** start DATA ENTRIES **

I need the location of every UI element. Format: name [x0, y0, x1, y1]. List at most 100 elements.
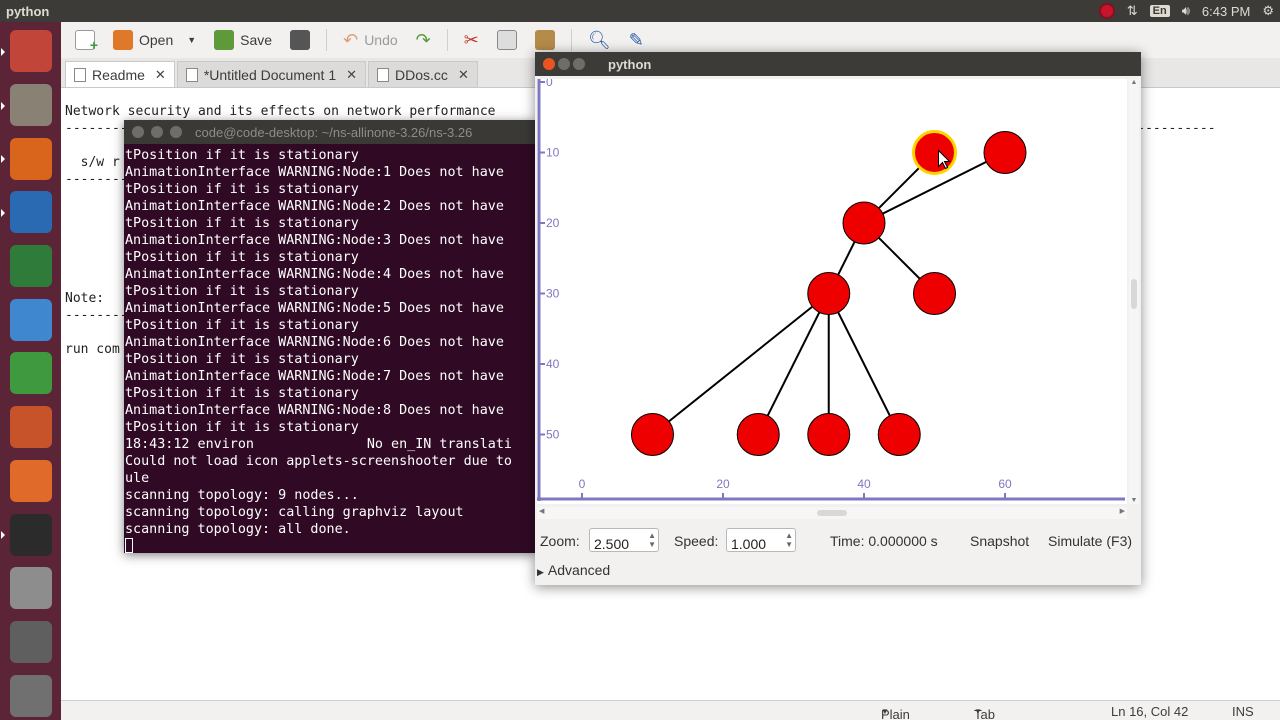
folder-icon [113, 30, 133, 50]
close-button[interactable] [543, 58, 555, 70]
vertical-scrollbar[interactable]: ▲ ▼ [1129, 79, 1139, 504]
terminal-title: code@code-desktop: ~/ns-allinone-3.26/ns… [195, 124, 473, 140]
pyviz-window[interactable]: python 0 10 20 30 40 50 0 20 40 60 ▲ ▼ ◀ ▶ Zoom: … [535, 52, 1141, 585]
spinner-arrows-icon[interactable]: ▲ ▼ [648, 531, 656, 549]
save-button[interactable]: Save [208, 26, 278, 54]
terminal-line: scanning topology: 9 nodes... [125, 488, 359, 503]
launcher-ubuntu-dash[interactable] [0, 27, 56, 76]
triangle-right-icon: ▶ [537, 567, 544, 577]
tab-readme[interactable]: Readme ✕ [65, 61, 175, 87]
close-button[interactable] [132, 126, 144, 138]
node-circle[interactable] [983, 131, 1027, 174]
node-circle[interactable] [842, 201, 886, 245]
chevron-down-icon[interactable]: ▼ [187, 35, 196, 45]
launcher [0, 22, 61, 720]
scroll-down-arrow[interactable]: ▼ [1129, 497, 1139, 504]
tab-untitled-document[interactable]: *Untitled Document 1 ✕ [176, 61, 367, 87]
running-indicator [0, 48, 5, 56]
launcher-workspace[interactable] [6, 671, 56, 720]
launcher-settings[interactable] [6, 564, 56, 613]
node-circle[interactable] [807, 272, 851, 315]
search-icon: 🔍︎ [587, 29, 611, 50]
virtualbox-icon [9, 298, 52, 341]
find-button[interactable]: 🔍︎ [582, 26, 617, 54]
launcher-amazon[interactable] [0, 510, 56, 559]
volume-icon[interactable]: 🔊︎ [1182, 3, 1190, 19]
snapshot-button[interactable]: Snapshot [970, 533, 1029, 549]
y-tick-label: 50 [546, 428, 560, 442]
running-indicator [0, 209, 5, 218]
minimize-button[interactable] [558, 58, 570, 70]
horizontal-scrollbar[interactable]: ◀ ▶ [537, 507, 1127, 519]
topology-canvas[interactable]: 0 10 20 30 40 50 0 20 40 60 [537, 75, 1127, 504]
close-icon[interactable]: ✕ [155, 67, 166, 83]
terminal-line: AnimationInterface WARNING:Node:7 Does n… [125, 369, 504, 384]
zoom-value: 2.500 [594, 536, 630, 552]
simulation-time: Time: 0.000000 s [830, 533, 938, 549]
launcher-writer[interactable] [0, 188, 56, 237]
terminal-line: tPosition if it is stationary [125, 182, 359, 197]
pyviz-titlebar[interactable]: python [535, 52, 1141, 76]
launcher-impress[interactable] [6, 403, 56, 452]
topology-graph[interactable]: 0 10 20 30 40 50 0 20 40 60 [537, 75, 1127, 504]
gear-icon[interactable]: ⚙ [1262, 3, 1274, 19]
scroll-right-arrow[interactable]: ▶ [1120, 507, 1125, 515]
tab-ddos-cc[interactable]: DDos.cc ✕ [368, 61, 478, 87]
close-icon[interactable]: ✕ [346, 67, 357, 83]
spinner-arrows-icon[interactable]: ▲ ▼ [785, 531, 793, 549]
terminal-line: 18:43:12 environ No en_IN translati [125, 437, 512, 452]
speed-spinner[interactable]: 1.000 ▲ ▼ [726, 528, 796, 552]
minimize-button[interactable] [151, 126, 163, 138]
node-circle[interactable] [877, 413, 921, 456]
terminal-output[interactable]: tPosition if it is stationary AnimationIn… [124, 147, 536, 553]
network-icon[interactable]: ⇅ [1127, 3, 1138, 19]
editor-line: run com [65, 342, 120, 357]
new-document-button[interactable]: + [69, 26, 101, 54]
node-circle[interactable] [631, 413, 674, 456]
advanced-expander[interactable]: ▶ Advanced [537, 562, 610, 578]
launcher-text-editor[interactable] [6, 618, 56, 667]
replace-button[interactable]: ✎ [623, 26, 650, 54]
node-circle[interactable] [912, 130, 957, 175]
clock[interactable]: 6:43 PM [1202, 4, 1250, 19]
terminal-line: AnimationInterface WARNING:Node:3 Does n… [125, 233, 504, 248]
scroll-up-arrow[interactable]: ▲ [1129, 79, 1139, 86]
keyboard-layout-indicator[interactable]: En [1149, 5, 1170, 17]
toolbar-separator [446, 29, 448, 51]
launcher-virtualbox[interactable] [6, 295, 56, 344]
redo-button[interactable]: ↷ [410, 26, 437, 54]
copy-button[interactable] [491, 26, 523, 54]
node-circle[interactable] [736, 413, 780, 456]
open-button[interactable]: Open ▼ [107, 26, 202, 54]
launcher-system-monitor[interactable] [6, 242, 56, 291]
terminal-line: AnimationInterface WARNING:Node:2 Does n… [125, 199, 504, 214]
launcher-calc[interactable] [6, 349, 56, 398]
y-tick-label: 10 [546, 146, 560, 160]
amazon-icon [9, 513, 52, 556]
maximize-button[interactable] [573, 58, 585, 70]
simulate-button[interactable]: Simulate (F3) [1048, 533, 1132, 549]
cut-button[interactable]: ✂ [458, 26, 485, 54]
record-indicator-icon[interactable] [1098, 3, 1115, 19]
paste-button[interactable] [529, 26, 561, 54]
paste-icon [534, 30, 555, 50]
launcher-software-center[interactable] [6, 457, 56, 506]
node-circle[interactable] [807, 413, 851, 456]
launcher-firefox[interactable] [0, 134, 56, 183]
launcher-files[interactable] [0, 81, 56, 130]
zoom-spinner[interactable]: 2.500 ▲ ▼ [589, 528, 659, 552]
scroll-left-arrow[interactable]: ◀ [539, 507, 544, 515]
undo-button[interactable]: ↶ Undo [337, 26, 404, 54]
new-document-icon: + [75, 30, 98, 53]
print-button[interactable] [284, 26, 316, 54]
insert-mode: INS [1232, 704, 1254, 719]
node-circle[interactable] [913, 272, 956, 315]
chevron-down-icon: ▼ [974, 707, 982, 716]
terminal-titlebar[interactable]: code@code-desktop: ~/ns-allinone-3.26/ns… [124, 120, 536, 144]
terminal-window[interactable]: code@code-desktop: ~/ns-allinone-3.26/ns… [124, 120, 536, 553]
zoom-label: Zoom: [540, 533, 580, 549]
close-icon[interactable]: ✕ [458, 67, 469, 83]
scroll-thumb[interactable] [1131, 279, 1137, 309]
maximize-button[interactable] [170, 126, 182, 138]
scroll-thumb[interactable] [817, 510, 847, 516]
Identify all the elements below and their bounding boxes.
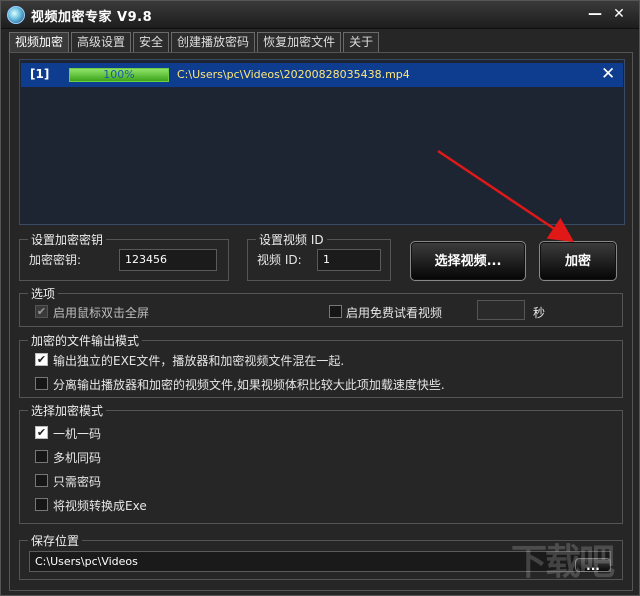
output-separate-label: 分离输出播放器和加密的视频文件,如果视频体积比较大此项加载速度快些. (53, 378, 445, 392)
file-index: [1] (30, 67, 50, 81)
mode-one-machine-label: 一机一码 (53, 427, 102, 441)
remove-file-icon[interactable]: ✕ (601, 64, 615, 84)
progress-bar: 100% (69, 68, 169, 82)
save-location-group-title: 保存位置 (28, 532, 83, 549)
output-exe-label: 输出独立的EXE文件，播放器和加密视频文件混在一起. (53, 354, 345, 368)
file-row[interactable]: [1] 100% C:\Users\pc\Videos\202008280354… (21, 63, 623, 87)
tab-advanced-settings[interactable]: 高级设置 (71, 32, 132, 52)
mode-one-machine-checkbox[interactable]: ✔ (35, 426, 48, 439)
window-title: 视频加密专家 V9.8 (31, 10, 153, 25)
output-separate-checkbox[interactable] (35, 377, 48, 390)
video-id-group-title: 设置视频 ID (256, 231, 327, 248)
tab-video-encrypt[interactable]: 视频加密 (9, 32, 70, 52)
options-group-title: 选项 (28, 285, 59, 302)
fullscreen-label: 启用鼠标双击全屏 (53, 306, 150, 320)
free-trial-label: 启用免费试看视频 (346, 306, 443, 320)
seconds-unit-label: 秒 (533, 306, 546, 320)
app-window: 视频加密专家 V9.8 — ✕ 视频加密 高级设置 安全 创建播放密码 恢复加密… (0, 0, 640, 596)
fullscreen-checkbox[interactable]: ✔ (35, 305, 48, 318)
tab-restore-encrypted[interactable]: 恢复加密文件 (257, 32, 342, 52)
encryption-key-label: 加密密钥: (29, 253, 82, 267)
watermark-logo: 下载吧 (511, 542, 615, 583)
free-trial-checkbox[interactable] (329, 305, 342, 318)
mode-convert-exe-label: 将视频转换成Exe (53, 499, 147, 513)
output-exe-checkbox[interactable]: ✔ (35, 353, 48, 366)
minimize-button[interactable]: — (585, 5, 605, 23)
output-mode-group-title: 加密的文件输出模式 (28, 332, 143, 349)
encryption-mode-group-title: 选择加密模式 (28, 402, 107, 419)
select-video-button[interactable]: 选择视频... (410, 241, 526, 281)
mode-password-only-label: 只需密码 (53, 475, 102, 489)
tab-bar: 视频加密 高级设置 安全 创建播放密码 恢复加密文件 关于 (9, 32, 381, 52)
video-id-input[interactable]: 1 (317, 249, 381, 271)
tab-security[interactable]: 安全 (133, 32, 170, 52)
file-list[interactable]: [1] 100% C:\Users\pc\Videos\202008280354… (19, 59, 625, 225)
encryption-key-group-title: 设置加密密钥 (28, 231, 107, 248)
tab-create-play-password[interactable]: 创建播放密码 (171, 32, 256, 52)
video-id-label: 视频 ID: (257, 253, 302, 267)
mode-password-only-checkbox[interactable] (35, 474, 48, 487)
app-logo-icon (7, 6, 25, 24)
file-path: C:\Users\pc\Videos\20200828035438.mp4 (177, 68, 410, 81)
encryption-key-input[interactable]: 123456 (119, 249, 217, 271)
title-bar: 视频加密专家 V9.8 — ✕ (1, 1, 639, 29)
close-button[interactable]: ✕ (609, 5, 629, 23)
tab-about[interactable]: 关于 (343, 32, 380, 52)
mode-multi-machine-label: 多机同码 (53, 451, 102, 465)
mode-multi-machine-checkbox[interactable] (35, 450, 48, 463)
encrypt-button[interactable]: 加密 (539, 241, 617, 281)
mode-convert-exe-checkbox[interactable] (35, 498, 48, 511)
progress-text: 100% (103, 68, 135, 81)
trial-seconds-input[interactable] (477, 300, 525, 320)
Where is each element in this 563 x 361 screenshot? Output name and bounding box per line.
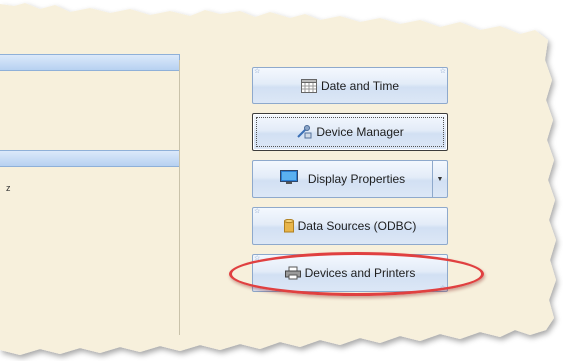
monitor-icon xyxy=(279,170,298,188)
date-and-time-button[interactable]: ☆ ☆ Date and Time xyxy=(252,67,448,104)
corner-star-icon: ☆ xyxy=(439,68,446,75)
display-properties-label: Display Properties xyxy=(307,172,406,186)
display-properties-split-button: Display Properties ▼ xyxy=(252,160,448,198)
data-sources-odbc-button[interactable]: ☆ Data Sources (ODBC) xyxy=(252,207,448,245)
corner-star-icon: ☆ xyxy=(254,208,261,215)
database-icon xyxy=(283,219,294,233)
device-manager-icon xyxy=(296,125,312,139)
date-and-time-label: Date and Time xyxy=(320,78,400,93)
left-panel-header-top[interactable] xyxy=(0,54,180,71)
display-properties-button[interactable]: Display Properties xyxy=(253,161,432,197)
corner-star-icon: ☆ xyxy=(254,68,261,75)
calendar-icon xyxy=(300,78,317,93)
device-manager-label: Device Manager xyxy=(316,125,404,139)
chevron-down-icon[interactable]: ▼ xyxy=(432,161,447,197)
truncated-label: z xyxy=(6,183,11,193)
device-manager-button[interactable]: Device Manager xyxy=(252,113,448,151)
left-panel-header-bottom[interactable] xyxy=(0,150,180,167)
highlight-annotation-ellipse xyxy=(229,252,484,296)
data-sources-label: Data Sources (ODBC) xyxy=(297,219,417,233)
panel-divider xyxy=(179,60,180,335)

** end DATA ENTRIES **

• [GIVEN INSTRUCTION]
Render everything from the line containing "378, 445, 392)" down to the line containing "window-title: 视频加密专家 V9.8 (31, 10, 153, 25)" in the entries above as a JSON list of strings, one string per line, with both of those lines included and blank lines omitted.

• [COMPLETE OUTPUT]
[
  "output-separate-label: 分离输出播放器和加密的视频文件,如果视频体积比较大此项加载速度快些. (53, 378, 445, 392)",
  "file-index: [1] (30, 67, 50, 81)",
  "mode-one-machine-label: 一机一码 (53, 427, 102, 441)",
  "remove-file-icon[interactable]: ✕ (601, 64, 615, 84)",
  "progress-bar: 100% (69, 68, 169, 82)",
  "save-location-group-title: 保存位置 (28, 532, 83, 549)",
  "output-exe-label: 输出独立的EXE文件，播放器和加密视频文件混在一起. (53, 354, 345, 368)",
  "file-row[interactable]: [1] 100% C:\\Users\\pc\\Videos\\202008280354… (21, 63, 623, 87)",
  "tab-advanced-settings[interactable]: 高级设置 (71, 32, 132, 52)",
  "mode-one-machine-checkbox[interactable]: ✔ (35, 426, 48, 439)",
  "window-title: 视频加密专家 V9.8 (31, 10, 153, 25)"
]